Problem description: Lift out all lines below that contain "color".

-- begin Data for processing --

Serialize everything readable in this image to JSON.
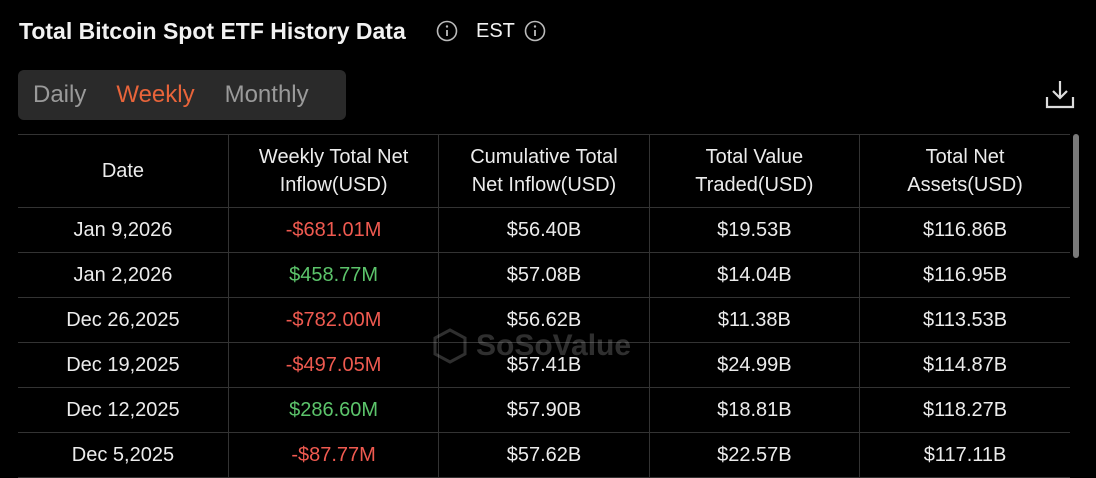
{
  "header": {
    "title": "Total Bitcoin Spot ETF History Data",
    "timezone": "EST"
  },
  "tabs": {
    "items": [
      "Daily",
      "Weekly",
      "Monthly"
    ],
    "active": 1
  },
  "watermark": "SoSoValue",
  "table": {
    "columns": [
      "Date",
      "Weekly Total Net Inflow(USD)",
      "Cumulative Total Net Inflow(USD)",
      "Total Value Traded(USD)",
      "Total Net Assets(USD)"
    ],
    "rows": [
      [
        "Jan 9,2026",
        "-$681.01M",
        "$56.40B",
        "$19.53B",
        "$116.86B"
      ],
      [
        "Jan 2,2026",
        "$458.77M",
        "$57.08B",
        "$14.04B",
        "$116.95B"
      ],
      [
        "Dec 26,2025",
        "-$782.00M",
        "$56.62B",
        "$11.38B",
        "$113.53B"
      ],
      [
        "Dec 19,2025",
        "-$497.05M",
        "$57.41B",
        "$24.99B",
        "$114.87B"
      ],
      [
        "Dec 12,2025",
        "$286.60M",
        "$57.90B",
        "$18.81B",
        "$118.27B"
      ],
      [
        "Dec 5,2025",
        "-$87.77M",
        "$57.62B",
        "$22.57B",
        "$117.11B"
      ]
    ]
  }
}
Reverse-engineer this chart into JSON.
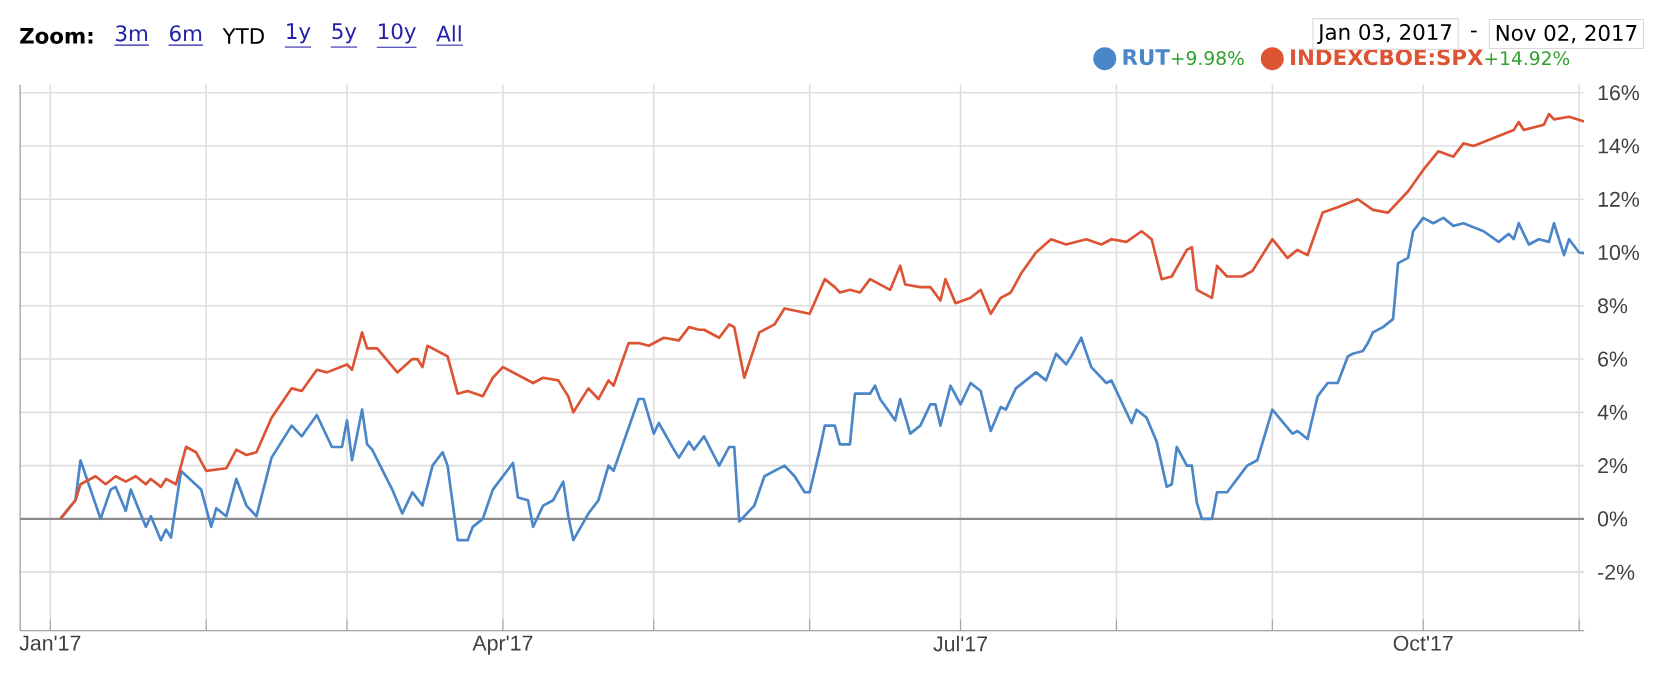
{
  "chart_data": {
    "type": "line",
    "xlim": [
      "2016-12-26",
      "2017-11-02"
    ],
    "xticks": [
      {
        "value": "2017-01-01",
        "label": "Jan'17"
      },
      {
        "value": "2017-02-01",
        "label": null
      },
      {
        "value": "2017-03-01",
        "label": null
      },
      {
        "value": "2017-04-01",
        "label": "Apr'17"
      },
      {
        "value": "2017-05-01",
        "label": null
      },
      {
        "value": "2017-06-01",
        "label": null
      },
      {
        "value": "2017-07-01",
        "label": "Jul'17"
      },
      {
        "value": "2017-08-01",
        "label": null
      },
      {
        "value": "2017-09-01",
        "label": null
      },
      {
        "value": "2017-10-01",
        "label": "Oct'17"
      },
      {
        "value": "2017-11-01",
        "label": null
      }
    ],
    "ylim": [
      -4.2,
      16.3
    ],
    "yticks": [
      {
        "value": -2,
        "label": "-2%"
      },
      {
        "value": 0,
        "label": "0%"
      },
      {
        "value": 2,
        "label": "2%"
      },
      {
        "value": 4,
        "label": "4%"
      },
      {
        "value": 6,
        "label": "6%"
      },
      {
        "value": 8,
        "label": "8%"
      },
      {
        "value": 10,
        "label": "10%"
      },
      {
        "value": 12,
        "label": "12%"
      },
      {
        "value": 14,
        "label": "14%"
      },
      {
        "value": 16,
        "label": "16%"
      }
    ],
    "grid": true,
    "legend": "top right",
    "marker": "none",
    "line_style": "solid",
    "ref_lines": [
      {
        "axis": "y",
        "value": 0,
        "color": "#8c8c8c"
      }
    ],
    "annotations": [
      "Zoom:",
      "3m",
      "6m",
      "YTD",
      "1y",
      "5y",
      "10y",
      "All",
      "Jan 03, 2017",
      "-",
      "Nov 02, 2017",
      "+9.98%",
      "+14.92%"
    ],
    "series": [
      {
        "name": "RUT",
        "color": "#4a86c8",
        "x": [
          "2017-01-03",
          "2017-01-06",
          "2017-01-07",
          "2017-01-09",
          "2017-01-11",
          "2017-01-13",
          "2017-01-14",
          "2017-01-16",
          "2017-01-17",
          "2017-01-20",
          "2017-01-21",
          "2017-01-23",
          "2017-01-24",
          "2017-01-25",
          "2017-01-27",
          "2017-01-31",
          "2017-02-02",
          "2017-02-03",
          "2017-02-05",
          "2017-02-07",
          "2017-02-09",
          "2017-02-11",
          "2017-02-14",
          "2017-02-18",
          "2017-02-20",
          "2017-02-23",
          "2017-02-26",
          "2017-02-28",
          "2017-03-01",
          "2017-03-02",
          "2017-03-04",
          "2017-03-05",
          "2017-03-06",
          "2017-03-10",
          "2017-03-12",
          "2017-03-14",
          "2017-03-16",
          "2017-03-18",
          "2017-03-20",
          "2017-03-21",
          "2017-03-23",
          "2017-03-25",
          "2017-03-26",
          "2017-03-28",
          "2017-03-30",
          "2017-04-03",
          "2017-04-04",
          "2017-04-06",
          "2017-04-07",
          "2017-04-09",
          "2017-04-11",
          "2017-04-13",
          "2017-04-14",
          "2017-04-15",
          "2017-04-18",
          "2017-04-20",
          "2017-04-22",
          "2017-04-23",
          "2017-04-28",
          "2017-04-29",
          "2017-05-01",
          "2017-05-02",
          "2017-05-05",
          "2017-05-06",
          "2017-05-08",
          "2017-05-09",
          "2017-05-11",
          "2017-05-14",
          "2017-05-16",
          "2017-05-17",
          "2017-05-18",
          "2017-05-21",
          "2017-05-23",
          "2017-05-27",
          "2017-05-29",
          "2017-05-31",
          "2017-06-01",
          "2017-06-03",
          "2017-06-04",
          "2017-06-06",
          "2017-06-07",
          "2017-06-09",
          "2017-06-10",
          "2017-06-13",
          "2017-06-14",
          "2017-06-15",
          "2017-06-18",
          "2017-06-19",
          "2017-06-21",
          "2017-06-23",
          "2017-06-25",
          "2017-06-26",
          "2017-06-27",
          "2017-06-29",
          "2017-07-01",
          "2017-07-03",
          "2017-07-05",
          "2017-07-07",
          "2017-07-09",
          "2017-07-10",
          "2017-07-12",
          "2017-07-16",
          "2017-07-18",
          "2017-07-20",
          "2017-07-22",
          "2017-07-23",
          "2017-07-25",
          "2017-07-27",
          "2017-07-30",
          "2017-07-31",
          "2017-08-04",
          "2017-08-05",
          "2017-08-07",
          "2017-08-09",
          "2017-08-11",
          "2017-08-12",
          "2017-08-13",
          "2017-08-15",
          "2017-08-16",
          "2017-08-17",
          "2017-08-18",
          "2017-08-20",
          "2017-08-21",
          "2017-08-23",
          "2017-08-27",
          "2017-08-29",
          "2017-09-01",
          "2017-09-05",
          "2017-09-06",
          "2017-09-08",
          "2017-09-10",
          "2017-09-12",
          "2017-09-14",
          "2017-09-16",
          "2017-09-17",
          "2017-09-19",
          "2017-09-20",
          "2017-09-21",
          "2017-09-23",
          "2017-09-25",
          "2017-09-26",
          "2017-09-28",
          "2017-09-29",
          "2017-10-01",
          "2017-10-03",
          "2017-10-05",
          "2017-10-07",
          "2017-10-09",
          "2017-10-13",
          "2017-10-16",
          "2017-10-18",
          "2017-10-19",
          "2017-10-20",
          "2017-10-22",
          "2017-10-24",
          "2017-10-26",
          "2017-10-27",
          "2017-10-28",
          "2017-10-29",
          "2017-10-30",
          "2017-11-01",
          "2017-11-02"
        ],
        "values": [
          0,
          0.7,
          2.2,
          1.1,
          0,
          1.1,
          1.2,
          0.3,
          1.1,
          -0.3,
          0.1,
          -0.8,
          -0.4,
          -0.7,
          1.8,
          1.1,
          -0.3,
          0.4,
          0.1,
          1.5,
          0.5,
          0.1,
          2.3,
          3.5,
          3.1,
          3.9,
          2.7,
          2.7,
          3.7,
          2.2,
          4.1,
          2.8,
          2.6,
          1.1,
          0.2,
          1.0,
          0.5,
          2.0,
          2.5,
          2.0,
          -0.8,
          -0.8,
          -0.3,
          0,
          1.1,
          2.1,
          0.8,
          0.7,
          -0.3,
          0.5,
          0.7,
          1.4,
          0.1,
          -0.8,
          0.2,
          0.7,
          2.0,
          1.8,
          4.5,
          4.5,
          3.2,
          3.6,
          2.6,
          2.3,
          2.9,
          2.6,
          3.1,
          2.0,
          2.7,
          2.7,
          -0.1,
          0.5,
          1.6,
          2.0,
          1.6,
          1.0,
          1.0,
          2.6,
          3.5,
          3.5,
          2.8,
          2.8,
          4.7,
          4.7,
          5.0,
          4.5,
          3.7,
          4.5,
          3.2,
          3.5,
          4.3,
          4.3,
          3.5,
          5.0,
          4.3,
          5.1,
          4.8,
          3.3,
          4.2,
          4.1,
          4.9,
          5.5,
          5.2,
          6.2,
          5.8,
          6.1,
          6.8,
          5.7,
          5.1,
          5.2,
          3.6,
          4.1,
          3.8,
          2.9,
          1.2,
          1.3,
          2.7,
          2.0,
          2.0,
          0.6,
          0,
          0,
          1.0,
          1.0,
          2.0,
          2.2,
          4.1,
          3.2,
          3.3,
          3.0,
          4.6,
          5.1,
          5.1,
          6.1,
          6.2,
          6.3,
          6.6,
          7.0,
          7.2,
          7.5,
          9.6,
          9.8,
          10.8,
          11.3,
          11.1,
          11.3,
          11.0,
          11.1,
          10.8,
          10.4,
          10.7,
          10.5,
          11.1,
          10.3,
          10.5,
          10.4,
          11.1,
          10.5,
          9.9,
          10.5,
          10.0,
          9.98
        ]
      },
      {
        "name": "INDEXCBOE:SPX",
        "color": "#dd5435",
        "x": [
          "2017-01-03",
          "2017-01-06",
          "2017-01-07",
          "2017-01-10",
          "2017-01-12",
          "2017-01-14",
          "2017-01-16",
          "2017-01-18",
          "2017-01-20",
          "2017-01-21",
          "2017-01-23",
          "2017-01-24",
          "2017-01-26",
          "2017-01-28",
          "2017-01-30",
          "2017-02-01",
          "2017-02-05",
          "2017-02-07",
          "2017-02-09",
          "2017-02-11",
          "2017-02-14",
          "2017-02-18",
          "2017-02-20",
          "2017-02-23",
          "2017-02-25",
          "2017-03-01",
          "2017-03-02",
          "2017-03-04",
          "2017-03-05",
          "2017-03-07",
          "2017-03-11",
          "2017-03-14",
          "2017-03-15",
          "2017-03-16",
          "2017-03-17",
          "2017-03-21",
          "2017-03-23",
          "2017-03-25",
          "2017-03-28",
          "2017-03-30",
          "2017-04-01",
          "2017-04-04",
          "2017-04-07",
          "2017-04-09",
          "2017-04-12",
          "2017-04-14",
          "2017-04-15",
          "2017-04-18",
          "2017-04-20",
          "2017-04-22",
          "2017-04-23",
          "2017-04-26",
          "2017-04-28",
          "2017-04-30",
          "2017-05-03",
          "2017-05-06",
          "2017-05-08",
          "2017-05-10",
          "2017-05-11",
          "2017-05-14",
          "2017-05-16",
          "2017-05-17",
          "2017-05-19",
          "2017-05-22",
          "2017-05-25",
          "2017-05-27",
          "2017-06-01",
          "2017-06-04",
          "2017-06-06",
          "2017-06-07",
          "2017-06-09",
          "2017-06-11",
          "2017-06-13",
          "2017-06-15",
          "2017-06-17",
          "2017-06-19",
          "2017-06-20",
          "2017-06-23",
          "2017-06-25",
          "2017-06-27",
          "2017-06-28",
          "2017-06-30",
          "2017-07-03",
          "2017-07-05",
          "2017-07-07",
          "2017-07-09",
          "2017-07-11",
          "2017-07-13",
          "2017-07-16",
          "2017-07-19",
          "2017-07-22",
          "2017-07-26",
          "2017-07-29",
          "2017-07-31",
          "2017-08-03",
          "2017-08-06",
          "2017-08-08",
          "2017-08-10",
          "2017-08-12",
          "2017-08-15",
          "2017-08-16",
          "2017-08-17",
          "2017-08-20",
          "2017-08-21",
          "2017-08-23",
          "2017-08-26",
          "2017-08-28",
          "2017-09-01",
          "2017-09-04",
          "2017-09-06",
          "2017-09-08",
          "2017-09-11",
          "2017-09-14",
          "2017-09-18",
          "2017-09-21",
          "2017-09-24",
          "2017-09-28",
          "2017-10-01",
          "2017-10-04",
          "2017-10-07",
          "2017-10-09",
          "2017-10-11",
          "2017-10-15",
          "2017-10-19",
          "2017-10-20",
          "2017-10-21",
          "2017-10-25",
          "2017-10-26",
          "2017-10-27",
          "2017-10-30",
          "2017-11-02"
        ],
        "values": [
          0,
          0.7,
          1.3,
          1.6,
          1.3,
          1.6,
          1.4,
          1.6,
          1.3,
          1.5,
          1.2,
          1.5,
          1.3,
          2.7,
          2.5,
          1.8,
          1.9,
          2.6,
          2.4,
          2.5,
          3.8,
          4.9,
          4.8,
          5.6,
          5.5,
          5.8,
          5.6,
          7.0,
          6.4,
          6.4,
          5.5,
          6.0,
          6.0,
          5.7,
          6.5,
          6.1,
          4.7,
          4.8,
          4.6,
          5.3,
          5.7,
          5.4,
          5.1,
          5.3,
          5.2,
          4.6,
          4.0,
          4.9,
          4.5,
          5.2,
          5.0,
          6.6,
          6.6,
          6.5,
          6.8,
          6.7,
          7.2,
          7.1,
          7.1,
          6.8,
          7.3,
          7.2,
          5.3,
          7.0,
          7.3,
          7.9,
          7.7,
          9.0,
          8.7,
          8.5,
          8.6,
          8.5,
          9.0,
          8.8,
          8.6,
          9.5,
          8.8,
          8.7,
          8.7,
          8.2,
          9.0,
          8.1,
          8.3,
          8.6,
          7.7,
          8.3,
          8.5,
          9.2,
          10.0,
          10.5,
          10.3,
          10.5,
          10.3,
          10.5,
          10.4,
          10.8,
          10.5,
          9.0,
          9.1,
          10.1,
          10.2,
          8.6,
          8.3,
          9.5,
          9.1,
          9.1,
          9.3,
          10.5,
          9.8,
          10.1,
          9.9,
          11.5,
          11.7,
          12.0,
          11.6,
          11.5,
          12.3,
          13.1,
          13.8,
          13.6,
          14.1,
          14.0,
          14.3,
          14.6,
          14.9,
          14.6,
          14.8,
          15.2,
          15.0,
          15.1,
          14.92
        ]
      }
    ]
  }
}
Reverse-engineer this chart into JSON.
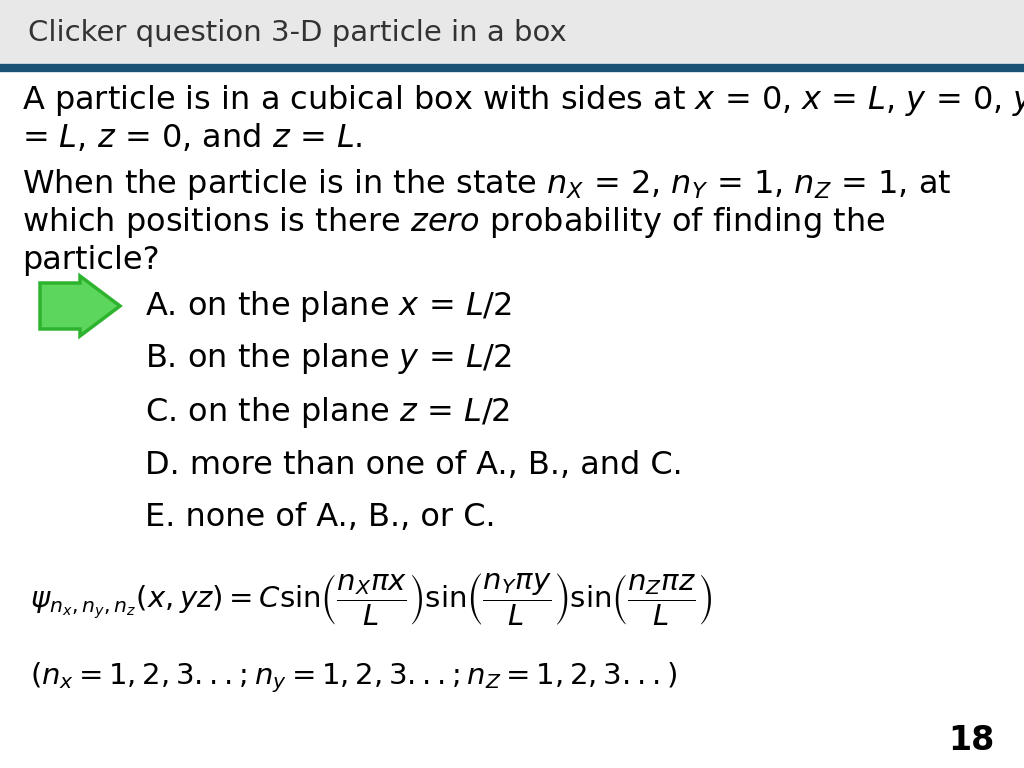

-- end Data for processing --

Written response:
        "color": "#8c8c8c"
        "color": "#4a86c8",
        "color": "#dd5435",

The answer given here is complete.